* _What you should do_
Omitting all pictures, print the lines of the listing from the one containing "Enumerate this screenshot's" through the final line, both ends included, with no other text.

────

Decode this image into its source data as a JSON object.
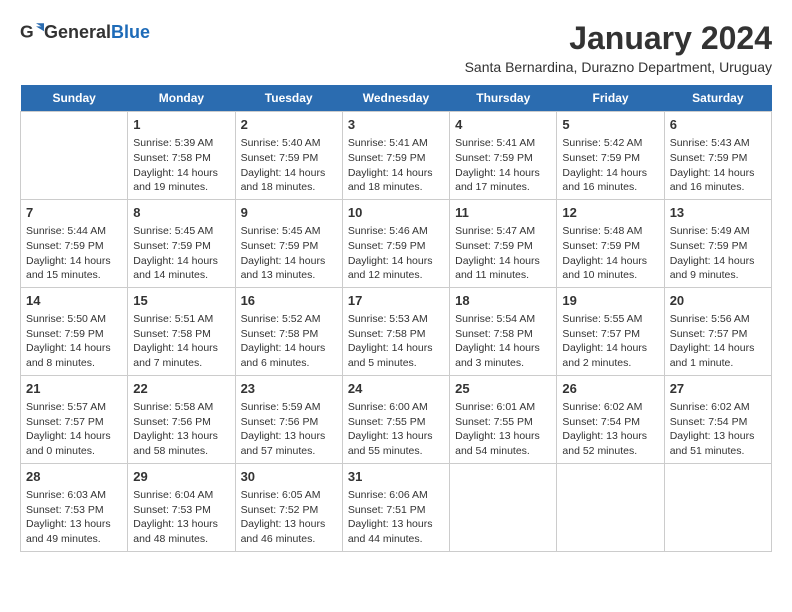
{
  "header": {
    "logo_general": "General",
    "logo_blue": "Blue",
    "title": "January 2024",
    "subtitle": "Santa Bernardina, Durazno Department, Uruguay"
  },
  "days_of_week": [
    "Sunday",
    "Monday",
    "Tuesday",
    "Wednesday",
    "Thursday",
    "Friday",
    "Saturday"
  ],
  "weeks": [
    [
      {
        "date": "",
        "info": ""
      },
      {
        "date": "1",
        "info": "Sunrise: 5:39 AM\nSunset: 7:58 PM\nDaylight: 14 hours\nand 19 minutes."
      },
      {
        "date": "2",
        "info": "Sunrise: 5:40 AM\nSunset: 7:59 PM\nDaylight: 14 hours\nand 18 minutes."
      },
      {
        "date": "3",
        "info": "Sunrise: 5:41 AM\nSunset: 7:59 PM\nDaylight: 14 hours\nand 18 minutes."
      },
      {
        "date": "4",
        "info": "Sunrise: 5:41 AM\nSunset: 7:59 PM\nDaylight: 14 hours\nand 17 minutes."
      },
      {
        "date": "5",
        "info": "Sunrise: 5:42 AM\nSunset: 7:59 PM\nDaylight: 14 hours\nand 16 minutes."
      },
      {
        "date": "6",
        "info": "Sunrise: 5:43 AM\nSunset: 7:59 PM\nDaylight: 14 hours\nand 16 minutes."
      }
    ],
    [
      {
        "date": "7",
        "info": "Sunrise: 5:44 AM\nSunset: 7:59 PM\nDaylight: 14 hours\nand 15 minutes."
      },
      {
        "date": "8",
        "info": "Sunrise: 5:45 AM\nSunset: 7:59 PM\nDaylight: 14 hours\nand 14 minutes."
      },
      {
        "date": "9",
        "info": "Sunrise: 5:45 AM\nSunset: 7:59 PM\nDaylight: 14 hours\nand 13 minutes."
      },
      {
        "date": "10",
        "info": "Sunrise: 5:46 AM\nSunset: 7:59 PM\nDaylight: 14 hours\nand 12 minutes."
      },
      {
        "date": "11",
        "info": "Sunrise: 5:47 AM\nSunset: 7:59 PM\nDaylight: 14 hours\nand 11 minutes."
      },
      {
        "date": "12",
        "info": "Sunrise: 5:48 AM\nSunset: 7:59 PM\nDaylight: 14 hours\nand 10 minutes."
      },
      {
        "date": "13",
        "info": "Sunrise: 5:49 AM\nSunset: 7:59 PM\nDaylight: 14 hours\nand 9 minutes."
      }
    ],
    [
      {
        "date": "14",
        "info": "Sunrise: 5:50 AM\nSunset: 7:59 PM\nDaylight: 14 hours\nand 8 minutes."
      },
      {
        "date": "15",
        "info": "Sunrise: 5:51 AM\nSunset: 7:58 PM\nDaylight: 14 hours\nand 7 minutes."
      },
      {
        "date": "16",
        "info": "Sunrise: 5:52 AM\nSunset: 7:58 PM\nDaylight: 14 hours\nand 6 minutes."
      },
      {
        "date": "17",
        "info": "Sunrise: 5:53 AM\nSunset: 7:58 PM\nDaylight: 14 hours\nand 5 minutes."
      },
      {
        "date": "18",
        "info": "Sunrise: 5:54 AM\nSunset: 7:58 PM\nDaylight: 14 hours\nand 3 minutes."
      },
      {
        "date": "19",
        "info": "Sunrise: 5:55 AM\nSunset: 7:57 PM\nDaylight: 14 hours\nand 2 minutes."
      },
      {
        "date": "20",
        "info": "Sunrise: 5:56 AM\nSunset: 7:57 PM\nDaylight: 14 hours\nand 1 minute."
      }
    ],
    [
      {
        "date": "21",
        "info": "Sunrise: 5:57 AM\nSunset: 7:57 PM\nDaylight: 14 hours\nand 0 minutes."
      },
      {
        "date": "22",
        "info": "Sunrise: 5:58 AM\nSunset: 7:56 PM\nDaylight: 13 hours\nand 58 minutes."
      },
      {
        "date": "23",
        "info": "Sunrise: 5:59 AM\nSunset: 7:56 PM\nDaylight: 13 hours\nand 57 minutes."
      },
      {
        "date": "24",
        "info": "Sunrise: 6:00 AM\nSunset: 7:55 PM\nDaylight: 13 hours\nand 55 minutes."
      },
      {
        "date": "25",
        "info": "Sunrise: 6:01 AM\nSunset: 7:55 PM\nDaylight: 13 hours\nand 54 minutes."
      },
      {
        "date": "26",
        "info": "Sunrise: 6:02 AM\nSunset: 7:54 PM\nDaylight: 13 hours\nand 52 minutes."
      },
      {
        "date": "27",
        "info": "Sunrise: 6:02 AM\nSunset: 7:54 PM\nDaylight: 13 hours\nand 51 minutes."
      }
    ],
    [
      {
        "date": "28",
        "info": "Sunrise: 6:03 AM\nSunset: 7:53 PM\nDaylight: 13 hours\nand 49 minutes."
      },
      {
        "date": "29",
        "info": "Sunrise: 6:04 AM\nSunset: 7:53 PM\nDaylight: 13 hours\nand 48 minutes."
      },
      {
        "date": "30",
        "info": "Sunrise: 6:05 AM\nSunset: 7:52 PM\nDaylight: 13 hours\nand 46 minutes."
      },
      {
        "date": "31",
        "info": "Sunrise: 6:06 AM\nSunset: 7:51 PM\nDaylight: 13 hours\nand 44 minutes."
      },
      {
        "date": "",
        "info": ""
      },
      {
        "date": "",
        "info": ""
      },
      {
        "date": "",
        "info": ""
      }
    ]
  ]
}
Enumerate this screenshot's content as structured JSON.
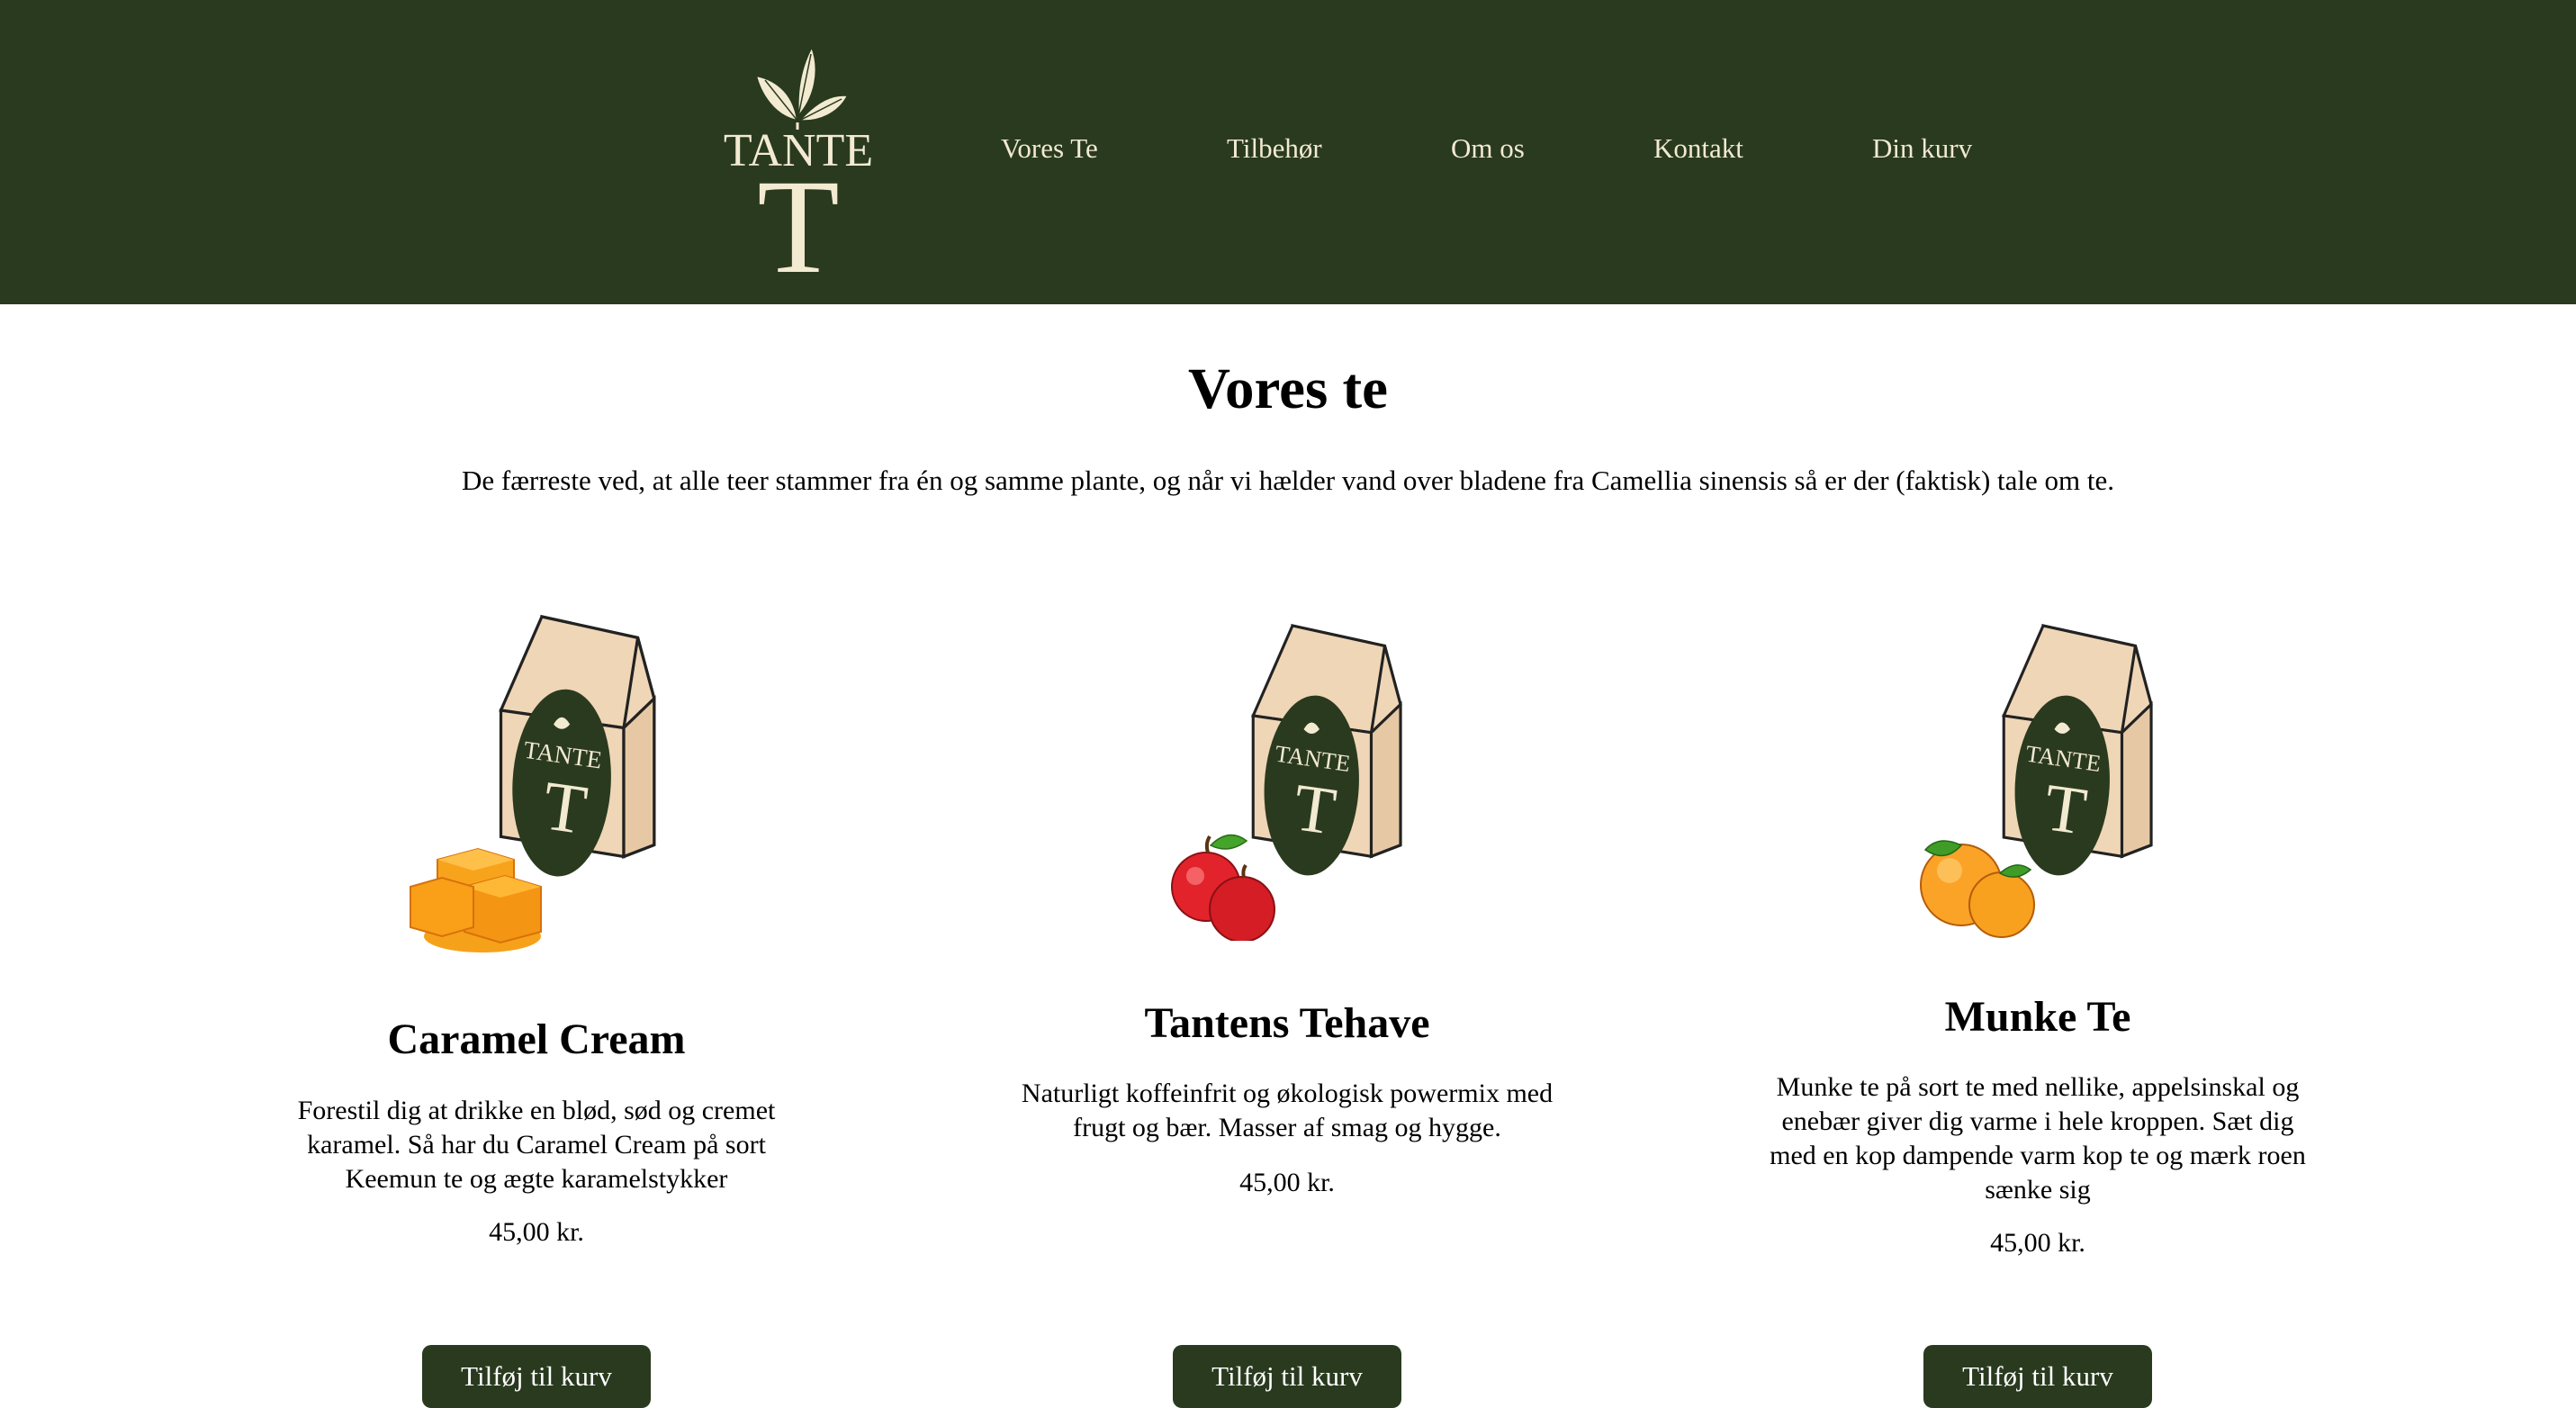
{
  "header": {
    "brand": {
      "line1": "TANTE",
      "line2": "T"
    },
    "nav": [
      "Vores Te",
      "Tilbehør",
      "Om os",
      "Kontakt",
      "Din kurv"
    ]
  },
  "main": {
    "title": "Vores te",
    "intro": "De færreste ved, at alle teer stammer fra én og samme plante, og når vi hælder vand over bladene fra Camellia sinensis så er der (faktisk) tale om te."
  },
  "products": [
    {
      "name": "Caramel Cream",
      "desc_lines": [
        "Forestil dig at drikke en blød, sød og cremet",
        "karamel. Så har du Caramel Cream på sort",
        "Keemun te og ægte karamelstykker"
      ],
      "price": "45,00 kr.",
      "button": "Tilføj til kurv",
      "image": "tea-bag-with-caramel"
    },
    {
      "name": "Tantens Tehave",
      "desc_lines": [
        "Naturligt koffeinfrit og økologisk powermix med",
        "frugt og bær. Masser af smag og hygge."
      ],
      "price": "45,00 kr.",
      "button": "Tilføj til kurv",
      "image": "tea-bag-with-apples"
    },
    {
      "name": "Munke Te",
      "desc_lines": [
        "Munke te på sort te med nellike, appelsinskal og",
        "enebær giver dig varme i hele kroppen. Sæt dig",
        "med en kop dampende varm kop te og mærk roen",
        "sænke sig"
      ],
      "price": "45,00 kr.",
      "button": "Tilføj til kurv",
      "image": "tea-bag-with-oranges"
    }
  ],
  "colors": {
    "header_bg": "#293a1f",
    "cream": "#f2ead1",
    "bag": "#eed4b4",
    "button_bg": "#293a1f"
  }
}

────

* _Result of this task_
Enumerate this screenshot's content as structured JSON.
{
  "header": {
    "brand": {
      "line1": "TANTE",
      "line2": "T"
    },
    "nav": [
      "Vores Te",
      "Tilbehør",
      "Om os",
      "Kontakt",
      "Din kurv"
    ]
  },
  "main": {
    "title": "Vores te",
    "intro": "De færreste ved, at alle teer stammer fra én og samme plante, og når vi hælder vand over bladene fra Camellia sinensis så er der (faktisk) tale om te."
  },
  "products": [
    {
      "name": "Caramel Cream",
      "desc_lines": [
        "Forestil dig at drikke en blød, sød og cremet",
        "karamel. Så har du Caramel Cream på sort",
        "Keemun te og ægte karamelstykker"
      ],
      "price": "45,00 kr.",
      "button": "Tilføj til kurv",
      "image": "tea-bag-with-caramel"
    },
    {
      "name": "Tantens Tehave",
      "desc_lines": [
        "Naturligt koffeinfrit og økologisk powermix med",
        "frugt og bær. Masser af smag og hygge."
      ],
      "price": "45,00 kr.",
      "button": "Tilføj til kurv",
      "image": "tea-bag-with-apples"
    },
    {
      "name": "Munke Te",
      "desc_lines": [
        "Munke te på sort te med nellike, appelsinskal og",
        "enebær giver dig varme i hele kroppen. Sæt dig",
        "med en kop dampende varm kop te og mærk roen",
        "sænke sig"
      ],
      "price": "45,00 kr.",
      "button": "Tilføj til kurv",
      "image": "tea-bag-with-oranges"
    }
  ],
  "colors": {
    "header_bg": "#293a1f",
    "cream": "#f2ead1",
    "bag": "#eed4b4",
    "button_bg": "#293a1f"
  }
}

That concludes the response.